↓

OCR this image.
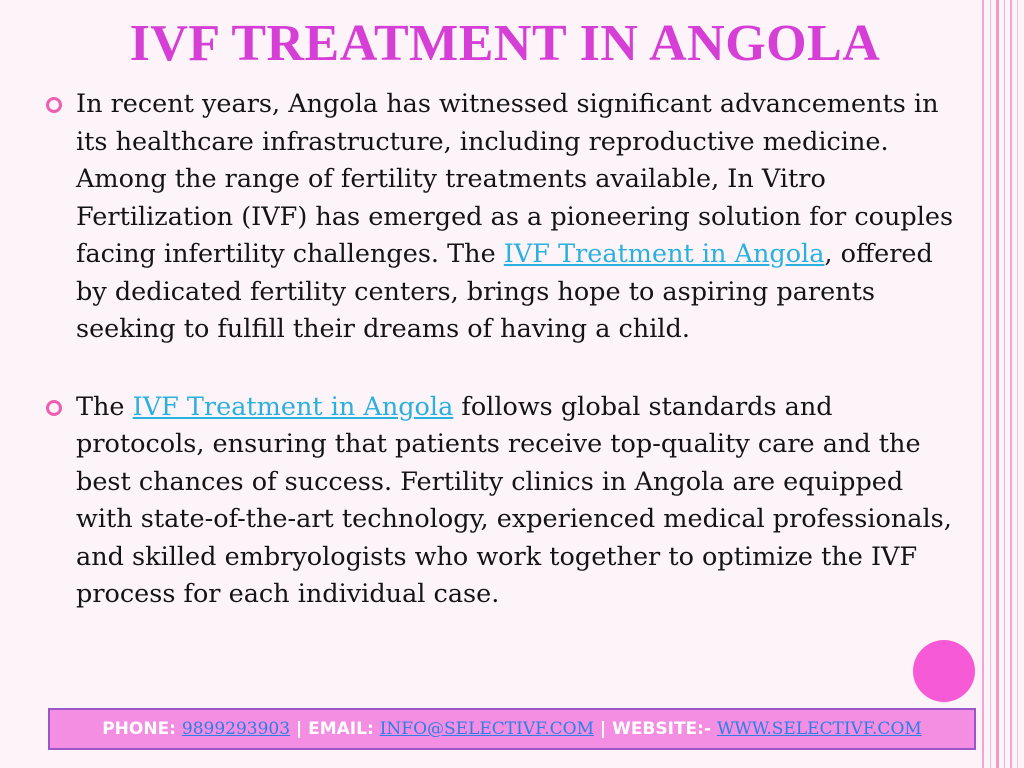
IVF TREATMENT IN ANGOLA
In recent years, Angola has witnessed significant advancements in its healthcare infrastructure, including reproductive medicine. Among the range of fertility treatments available, In Vitro Fertilization (IVF) has emerged as a pioneering solution for couples facing infertility challenges. The IVF Treatment in Angola, offered by dedicated fertility centers, brings hope to aspiring parents seeking to fulfill their dreams of having a child.
The IVF Treatment in Angola follows global standards and protocols, ensuring that patients receive top-quality care and the best chances of success. Fertility clinics in Angola are equipped with state-of-the-art technology, experienced medical professionals, and skilled embryologists who work together to optimize the IVF process for each individual case.
PHONE: 9899293903 | EMAIL: INFO@SELECTIVF.COM | WEBSITE:- WWW.SELECTIVF.COM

↑

What is being asked » Please return the material above unchanged, with every picture removed.

Output of the exercise »
OCR this image.
IVF TREATMENT IN ANGOLA
In recent years, Angola has witnessed significant advancements in its healthcare infrastructure, including reproductive medicine. Among the range of fertility treatments available, In Vitro Fertilization (IVF) has emerged as a pioneering solution for couples facing infertility challenges. The IVF Treatment in Angola, offered by dedicated fertility centers, brings hope to aspiring parents seeking to fulfill their dreams of having a child.
The IVF Treatment in Angola follows global standards and protocols, ensuring that patients receive top-quality care and the best chances of success. Fertility clinics in Angola are equipped with state-of-the-art technology, experienced medical professionals, and skilled embryologists who work together to optimize the IVF process for each individual case.
PHONE: 9899293903 | EMAIL: INFO@SELECTIVF.COM | WEBSITE:- WWW.SELECTIVF.COM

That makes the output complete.